=== WHAT THIS TASK INVOLVES ===
All of the material below is to be restated word for word, apart from the pictures.

=== DATA FOR THIS TASK ===
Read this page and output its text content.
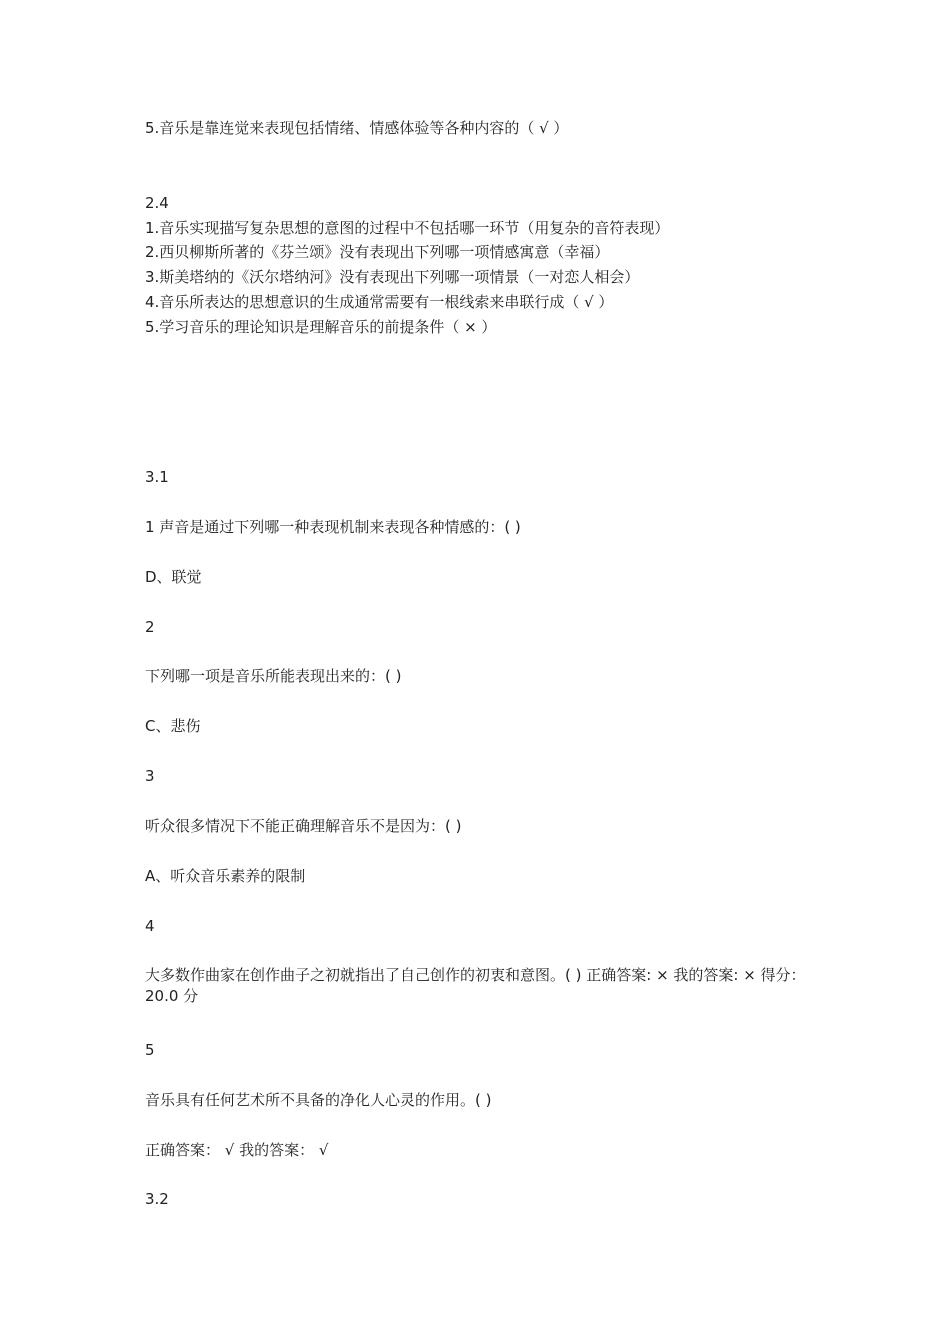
5.音乐是靠连觉来表现包括情绪、情感体验等各种内容的（ √ ）
2.4
1.音乐实现描写复杂思想的意图的过程中不包括哪一环节（用复杂的音符表现）
2.西贝柳斯所著的《芬兰颂》没有表现出下列哪一项情感寓意（幸福）
3.斯美塔纳的《沃尔塔纳河》没有表现出下列哪一项情景（一对恋人相会）
4.音乐所表达的思想意识的生成通常需要有一根线索来串联行成（ √ ）
5.学习音乐的理论知识是理解音乐的前提条件（ × ）
3.1
1 声音是通过下列哪一种表现机制来表现各种情感的：( )
D、联觉
2
下列哪一项是音乐所能表现出来的：( )
C、悲伤
3
听众很多情况下不能正确理解音乐不是因为：( )
A、听众音乐素养的限制
4
大多数作曲家在创作曲子之初就指出了自己创作的初衷和意图。( ) 正确答案: × 我的答案: × 得分： 20.0 分
5
音乐具有任何艺术所不具备的净化人心灵的作用。( )
正确答案： √ 我的答案： √
3.2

=== REPLY TO THE TASK ===
Read this page and output its text content.
5.音乐是靠连觉来表现包括情绪、情感体验等各种内容的（ √ ）
2.4
1.音乐实现描写复杂思想的意图的过程中不包括哪一环节（用复杂的音符表现）
2.西贝柳斯所著的《芬兰颂》没有表现出下列哪一项情感寓意（幸福）
3.斯美塔纳的《沃尔塔纳河》没有表现出下列哪一项情景（一对恋人相会）
4.音乐所表达的思想意识的生成通常需要有一根线索来串联行成（ √ ）
5.学习音乐的理论知识是理解音乐的前提条件（ × ）
3.1
1 声音是通过下列哪一种表现机制来表现各种情感的：( )
D、联觉
2
下列哪一项是音乐所能表现出来的：( )
C、悲伤
3
听众很多情况下不能正确理解音乐不是因为：( )
A、听众音乐素养的限制
4
大多数作曲家在创作曲子之初就指出了自己创作的初衷和意图。( ) 正确答案: × 我的答案: × 得分： 20.0 分
5
音乐具有任何艺术所不具备的净化人心灵的作用。( )
正确答案： √ 我的答案： √
3.2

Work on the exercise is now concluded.